::: Data supplied :::
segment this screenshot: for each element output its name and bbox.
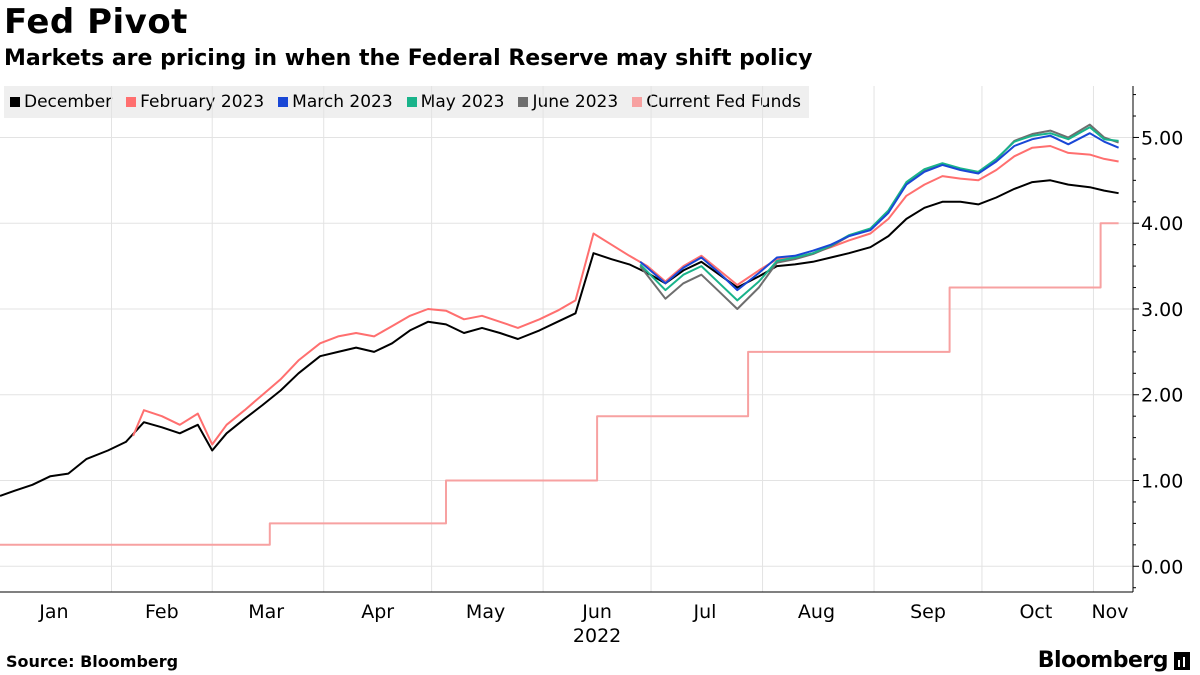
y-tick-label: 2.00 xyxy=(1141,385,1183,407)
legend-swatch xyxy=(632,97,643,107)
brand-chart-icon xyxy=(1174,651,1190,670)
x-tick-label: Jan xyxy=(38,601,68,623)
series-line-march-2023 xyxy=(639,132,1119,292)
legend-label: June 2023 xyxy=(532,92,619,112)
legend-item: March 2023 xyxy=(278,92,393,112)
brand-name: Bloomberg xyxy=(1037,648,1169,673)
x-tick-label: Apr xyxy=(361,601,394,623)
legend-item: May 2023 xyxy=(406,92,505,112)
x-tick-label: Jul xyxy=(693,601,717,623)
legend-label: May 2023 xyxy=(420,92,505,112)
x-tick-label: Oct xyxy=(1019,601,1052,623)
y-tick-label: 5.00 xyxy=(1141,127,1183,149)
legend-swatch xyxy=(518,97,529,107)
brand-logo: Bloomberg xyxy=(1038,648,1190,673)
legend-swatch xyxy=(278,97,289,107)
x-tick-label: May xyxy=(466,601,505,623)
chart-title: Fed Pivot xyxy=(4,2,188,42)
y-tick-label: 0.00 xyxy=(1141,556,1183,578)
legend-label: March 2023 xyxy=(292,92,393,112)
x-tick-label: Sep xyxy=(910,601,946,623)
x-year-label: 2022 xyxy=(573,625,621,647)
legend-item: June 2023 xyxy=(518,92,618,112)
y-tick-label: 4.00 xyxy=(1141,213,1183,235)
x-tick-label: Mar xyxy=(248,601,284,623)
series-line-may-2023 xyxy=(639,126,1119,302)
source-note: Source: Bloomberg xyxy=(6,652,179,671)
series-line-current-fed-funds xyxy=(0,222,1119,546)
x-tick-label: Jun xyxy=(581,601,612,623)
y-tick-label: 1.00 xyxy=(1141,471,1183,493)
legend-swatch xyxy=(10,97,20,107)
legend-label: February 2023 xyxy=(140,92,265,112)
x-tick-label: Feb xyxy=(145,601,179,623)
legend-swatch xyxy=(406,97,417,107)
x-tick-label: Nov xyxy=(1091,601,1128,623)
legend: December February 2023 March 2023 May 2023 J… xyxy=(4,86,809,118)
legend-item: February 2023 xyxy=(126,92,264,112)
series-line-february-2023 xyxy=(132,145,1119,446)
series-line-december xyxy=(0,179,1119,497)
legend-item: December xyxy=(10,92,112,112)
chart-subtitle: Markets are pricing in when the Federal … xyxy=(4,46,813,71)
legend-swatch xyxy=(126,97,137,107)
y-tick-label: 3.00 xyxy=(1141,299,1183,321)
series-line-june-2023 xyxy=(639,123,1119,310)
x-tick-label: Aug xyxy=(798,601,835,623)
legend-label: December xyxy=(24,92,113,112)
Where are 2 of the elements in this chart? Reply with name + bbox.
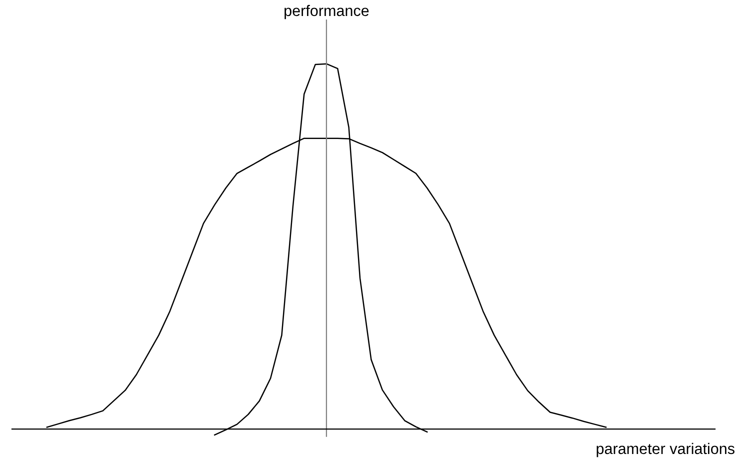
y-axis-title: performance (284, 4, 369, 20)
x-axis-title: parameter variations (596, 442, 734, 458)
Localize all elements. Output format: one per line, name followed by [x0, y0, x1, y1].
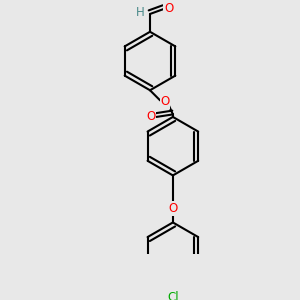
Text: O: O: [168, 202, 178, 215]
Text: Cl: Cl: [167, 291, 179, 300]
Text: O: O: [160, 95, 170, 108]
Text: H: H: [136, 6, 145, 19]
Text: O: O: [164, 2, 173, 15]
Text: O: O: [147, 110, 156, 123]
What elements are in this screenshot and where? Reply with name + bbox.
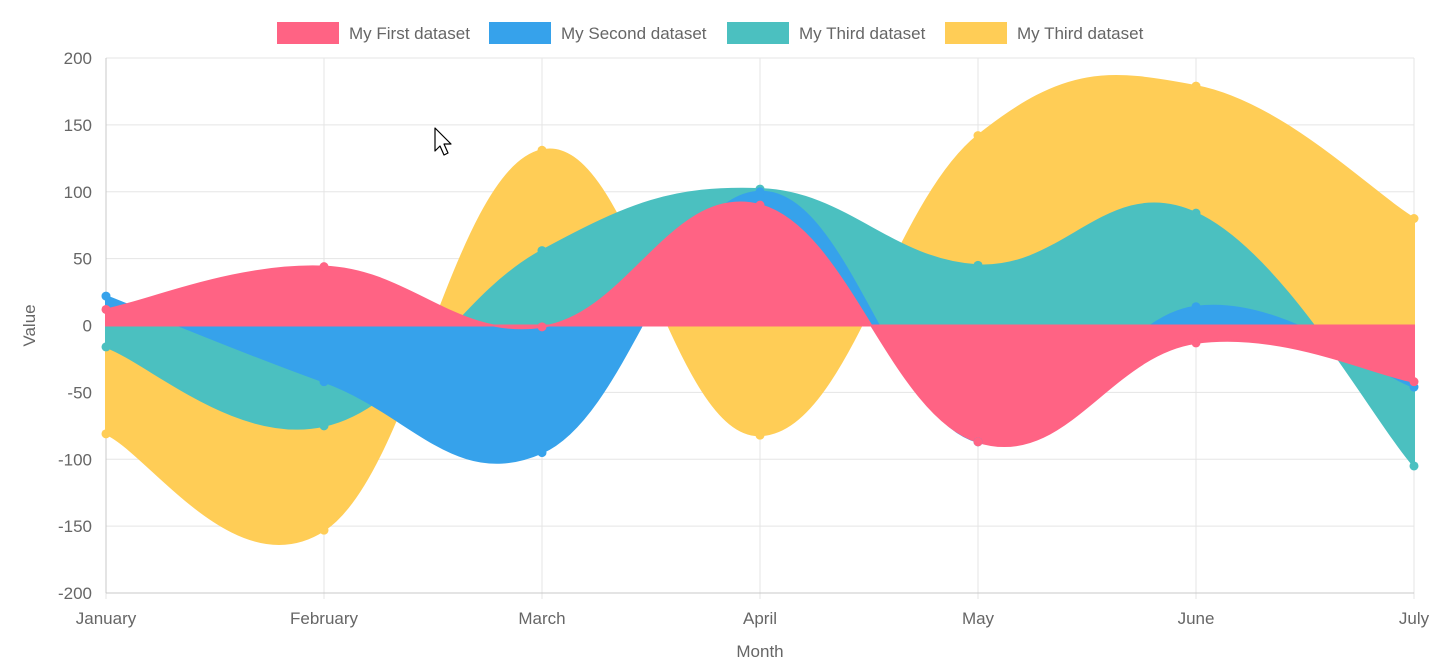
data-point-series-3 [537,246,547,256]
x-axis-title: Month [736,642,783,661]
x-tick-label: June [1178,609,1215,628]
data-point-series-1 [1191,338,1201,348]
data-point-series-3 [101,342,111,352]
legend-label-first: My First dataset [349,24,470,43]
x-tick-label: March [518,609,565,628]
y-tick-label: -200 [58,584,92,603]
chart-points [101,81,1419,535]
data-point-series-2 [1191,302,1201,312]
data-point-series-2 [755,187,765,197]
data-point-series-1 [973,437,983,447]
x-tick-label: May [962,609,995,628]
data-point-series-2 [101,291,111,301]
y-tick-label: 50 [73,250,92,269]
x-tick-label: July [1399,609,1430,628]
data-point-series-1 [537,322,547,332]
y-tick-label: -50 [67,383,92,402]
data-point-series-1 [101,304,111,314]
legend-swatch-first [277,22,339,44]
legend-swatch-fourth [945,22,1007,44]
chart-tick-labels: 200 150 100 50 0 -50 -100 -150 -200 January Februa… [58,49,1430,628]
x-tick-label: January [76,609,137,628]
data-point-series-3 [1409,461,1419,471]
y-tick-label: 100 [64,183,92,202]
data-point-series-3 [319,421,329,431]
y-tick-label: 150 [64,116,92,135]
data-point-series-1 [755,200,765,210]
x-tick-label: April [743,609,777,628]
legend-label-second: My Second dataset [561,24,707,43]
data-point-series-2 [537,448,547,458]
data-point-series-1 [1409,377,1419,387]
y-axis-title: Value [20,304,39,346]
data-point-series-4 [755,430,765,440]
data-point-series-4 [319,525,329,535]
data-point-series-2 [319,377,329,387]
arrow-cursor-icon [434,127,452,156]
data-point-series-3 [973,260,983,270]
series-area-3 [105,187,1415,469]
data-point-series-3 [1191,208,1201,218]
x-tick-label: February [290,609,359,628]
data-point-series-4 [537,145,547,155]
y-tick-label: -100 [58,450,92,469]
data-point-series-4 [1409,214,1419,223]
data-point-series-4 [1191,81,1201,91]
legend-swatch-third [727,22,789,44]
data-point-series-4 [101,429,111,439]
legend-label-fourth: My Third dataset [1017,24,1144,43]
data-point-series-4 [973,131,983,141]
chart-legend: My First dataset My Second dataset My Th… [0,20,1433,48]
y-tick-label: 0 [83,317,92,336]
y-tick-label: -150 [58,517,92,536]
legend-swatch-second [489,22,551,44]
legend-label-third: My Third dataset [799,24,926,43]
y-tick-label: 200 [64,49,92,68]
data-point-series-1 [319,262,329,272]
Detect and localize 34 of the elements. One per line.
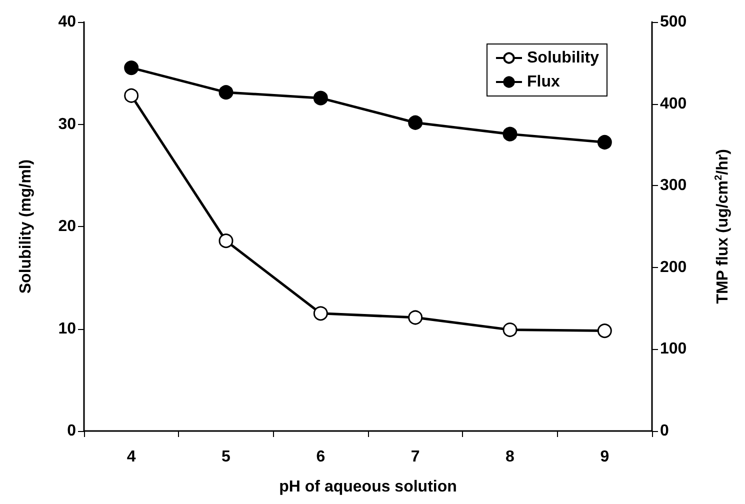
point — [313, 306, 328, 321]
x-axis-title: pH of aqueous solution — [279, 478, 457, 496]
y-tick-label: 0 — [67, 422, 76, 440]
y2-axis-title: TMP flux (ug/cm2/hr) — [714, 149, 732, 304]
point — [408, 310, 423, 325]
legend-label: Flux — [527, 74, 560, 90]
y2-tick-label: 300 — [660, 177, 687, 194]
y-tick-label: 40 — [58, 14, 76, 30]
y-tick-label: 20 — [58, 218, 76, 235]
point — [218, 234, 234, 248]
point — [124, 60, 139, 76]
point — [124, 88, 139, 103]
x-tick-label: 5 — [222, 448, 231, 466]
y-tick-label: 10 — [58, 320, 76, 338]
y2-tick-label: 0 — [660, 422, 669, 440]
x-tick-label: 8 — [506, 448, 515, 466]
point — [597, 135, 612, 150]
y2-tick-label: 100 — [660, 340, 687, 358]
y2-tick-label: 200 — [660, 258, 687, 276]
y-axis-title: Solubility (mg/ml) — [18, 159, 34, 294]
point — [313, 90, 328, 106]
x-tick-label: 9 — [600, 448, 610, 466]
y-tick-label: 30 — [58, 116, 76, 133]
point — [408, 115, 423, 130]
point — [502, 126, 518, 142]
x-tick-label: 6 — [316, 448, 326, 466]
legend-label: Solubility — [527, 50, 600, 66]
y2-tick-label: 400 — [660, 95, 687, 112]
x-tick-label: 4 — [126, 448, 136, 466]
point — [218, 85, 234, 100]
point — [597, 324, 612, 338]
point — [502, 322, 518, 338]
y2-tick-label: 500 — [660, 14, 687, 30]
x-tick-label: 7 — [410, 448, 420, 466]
:::
> [Stated exercise]:
Rewrite every line of the listing above, substituting "x-axis-label" for "x-tick-label" wherever it appears and keeping everything else the same. Omit the pictures from your answer.

> [In response]:
segment this screenshot: for each element output its name and bbox.
y-tick-label: 2.00 xyxy=(1141,385,1183,407)
legend-swatch xyxy=(632,97,643,107)
brand-chart-icon xyxy=(1174,651,1190,670)
x-axis-label: Jan xyxy=(38,601,68,623)
series-line-march-2023 xyxy=(639,132,1119,292)
legend-label: June 2023 xyxy=(532,92,619,112)
legend-item: March 2023 xyxy=(278,92,393,112)
brand-name: Bloomberg xyxy=(1037,648,1169,673)
x-axis-label: Apr xyxy=(361,601,394,623)
legend-item: May 2023 xyxy=(406,92,505,112)
x-axis-label: Jul xyxy=(693,601,717,623)
legend-label: May 2023 xyxy=(420,92,505,112)
x-axis-label: Oct xyxy=(1019,601,1052,623)
y-tick-label: 5.00 xyxy=(1141,127,1183,149)
legend-swatch xyxy=(518,97,529,107)
brand-logo: Bloomberg xyxy=(1038,648,1190,673)
legend-swatch xyxy=(278,97,289,107)
x-axis-label: May xyxy=(466,601,505,623)
chart-title: Fed Pivot xyxy=(4,2,188,42)
y-tick-label: 0.00 xyxy=(1141,556,1183,578)
legend-label: March 2023 xyxy=(292,92,393,112)
x-axis-label: Sep xyxy=(910,601,946,623)
x-year-label: 2022 xyxy=(573,625,621,647)
legend-item: June 2023 xyxy=(518,92,618,112)
y-tick-label: 4.00 xyxy=(1141,213,1183,235)
x-axis-label: Mar xyxy=(248,601,284,623)
series-line-may-2023 xyxy=(639,126,1119,302)
source-note: Source: Bloomberg xyxy=(6,652,179,671)
series-line-current-fed-funds xyxy=(0,222,1119,546)
x-axis-label: Jun xyxy=(581,601,612,623)
y-tick-label: 1.00 xyxy=(1141,471,1183,493)
legend-swatch xyxy=(10,97,20,107)
legend-label: February 2023 xyxy=(140,92,265,112)
x-axis-label: Feb xyxy=(145,601,179,623)
legend-swatch xyxy=(406,97,417,107)
x-axis-label: Nov xyxy=(1091,601,1128,623)
legend: December February 2023 March 2023 May 2023 J… xyxy=(4,86,809,118)
legend-item: February 2023 xyxy=(126,92,264,112)
series-line-february-2023 xyxy=(132,145,1119,446)
series-line-december xyxy=(0,179,1119,497)
legend-item: December xyxy=(10,92,112,112)
chart-subtitle: Markets are pricing in when the Federal … xyxy=(4,46,813,71)
legend-swatch xyxy=(126,97,137,107)
y-tick-label: 3.00 xyxy=(1141,299,1183,321)
series-line-june-2023 xyxy=(639,123,1119,310)
x-axis-label: Aug xyxy=(798,601,835,623)
legend-label: December xyxy=(24,92,113,112)
Where are 2 of the elements in this chart? Reply with name + bbox.
y-axis-title: performance (284, 4, 369, 20)
x-axis-title: parameter variations (596, 442, 734, 458)
Localize all elements. Output format: one per line, name followed by [x0, y0, x1, y1].
Text: O: O: [168, 202, 178, 215]
Text: Cl: Cl: [167, 291, 179, 300]
Text: O: O: [160, 95, 170, 108]
Text: H: H: [136, 6, 145, 19]
Text: O: O: [164, 2, 173, 15]
Text: O: O: [147, 110, 156, 123]
What elements are in this screenshot and where? Reply with name + bbox.
data-point-series-3 [537,246,547,256]
x-axis-title: Month [736,642,783,661]
x-axis-label: June [1178,609,1215,628]
data-point-series-1 [1191,338,1201,348]
data-point-series-3 [101,342,111,352]
legend-label-first: My First dataset [349,24,470,43]
x-axis-label: March [518,609,565,628]
y-tick-label: -200 [58,584,92,603]
chart-points [101,81,1419,535]
data-point-series-2 [1191,302,1201,312]
data-point-series-2 [755,187,765,197]
data-point-series-1 [973,437,983,447]
x-axis-label: May [962,609,995,628]
data-point-series-2 [101,291,111,301]
y-tick-label: 50 [73,250,92,269]
x-axis-label: July [1399,609,1430,628]
data-point-series-1 [537,322,547,332]
y-tick-label: -50 [67,383,92,402]
data-point-series-1 [101,304,111,314]
legend-swatch-first [277,22,339,44]
legend-swatch-fourth [945,22,1007,44]
chart-tick-labels: 200 150 100 50 0 -50 -100 -150 -200 January Februa… [58,49,1430,628]
x-axis-label: January [76,609,137,628]
data-point-series-3 [1409,461,1419,471]
y-tick-label: 100 [64,183,92,202]
data-point-series-3 [319,421,329,431]
y-tick-label: 150 [64,116,92,135]
data-point-series-1 [755,200,765,210]
x-axis-label: April [743,609,777,628]
legend-label-second: My Second dataset [561,24,707,43]
data-point-series-2 [537,448,547,458]
data-point-series-1 [1409,377,1419,387]
y-axis-title: Value [20,304,39,346]
data-point-series-4 [755,430,765,440]
data-point-series-4 [319,525,329,535]
data-point-series-2 [319,377,329,387]
arrow-cursor-icon [434,127,452,156]
data-point-series-3 [973,260,983,270]
series-area-3 [105,187,1415,469]
data-point-series-3 [1191,208,1201,218]
x-axis-label: February [290,609,359,628]
data-point-series-4 [537,145,547,155]
y-tick-label: -100 [58,450,92,469]
data-point-series-4 [1409,214,1419,223]
data-point-series-4 [1191,81,1201,91]
legend-swatch-third [727,22,789,44]
data-point-series-4 [101,429,111,439]
legend-label-fourth: My Third dataset [1017,24,1144,43]
data-point-series-4 [973,131,983,141]
chart-legend: My First dataset My Second dataset My Th… [0,20,1433,48]
y-tick-label: 0 [83,317,92,336]
y-tick-label: -150 [58,517,92,536]
legend-swatch-second [489,22,551,44]
legend-label-third: My Third dataset [799,24,926,43]
y-tick-label: 200 [64,49,92,68]
data-point-series-1 [319,262,329,272]
Detect and localize 34 of the elements. One per line.
point — [313, 306, 328, 321]
x-axis-title: pH of aqueous solution — [279, 478, 457, 496]
y-tick-label: 0 — [67, 422, 76, 440]
y2-axis-title: TMP flux (ug/cm2/hr) — [714, 149, 732, 304]
point — [408, 310, 423, 325]
legend-label: Flux — [527, 74, 560, 90]
y2-tick-label: 300 — [660, 177, 687, 194]
y-tick-label: 40 — [58, 14, 76, 30]
y-tick-label: 20 — [58, 218, 76, 235]
point — [218, 234, 234, 248]
point — [124, 60, 139, 76]
point — [124, 88, 139, 103]
x-axis-label: 5 — [222, 448, 231, 466]
y-tick-label: 10 — [58, 320, 76, 338]
y2-tick-label: 0 — [660, 422, 669, 440]
x-axis-label: 8 — [506, 448, 515, 466]
point — [597, 135, 612, 150]
y2-tick-label: 100 — [660, 340, 687, 358]
y2-tick-label: 200 — [660, 258, 687, 276]
y-axis-title: Solubility (mg/ml) — [18, 159, 34, 294]
point — [313, 90, 328, 106]
x-axis-label: 9 — [600, 448, 610, 466]
y-tick-label: 30 — [58, 116, 76, 133]
point — [408, 115, 423, 130]
point — [502, 126, 518, 142]
x-axis-label: 6 — [316, 448, 326, 466]
legend-label: Solubility — [527, 50, 600, 66]
y2-tick-label: 400 — [660, 95, 687, 112]
x-axis-label: 4 — [126, 448, 136, 466]
point — [218, 85, 234, 100]
point — [597, 324, 612, 338]
point — [502, 322, 518, 338]
y2-tick-label: 500 — [660, 14, 687, 30]
x-axis-label: 7 — [410, 448, 420, 466]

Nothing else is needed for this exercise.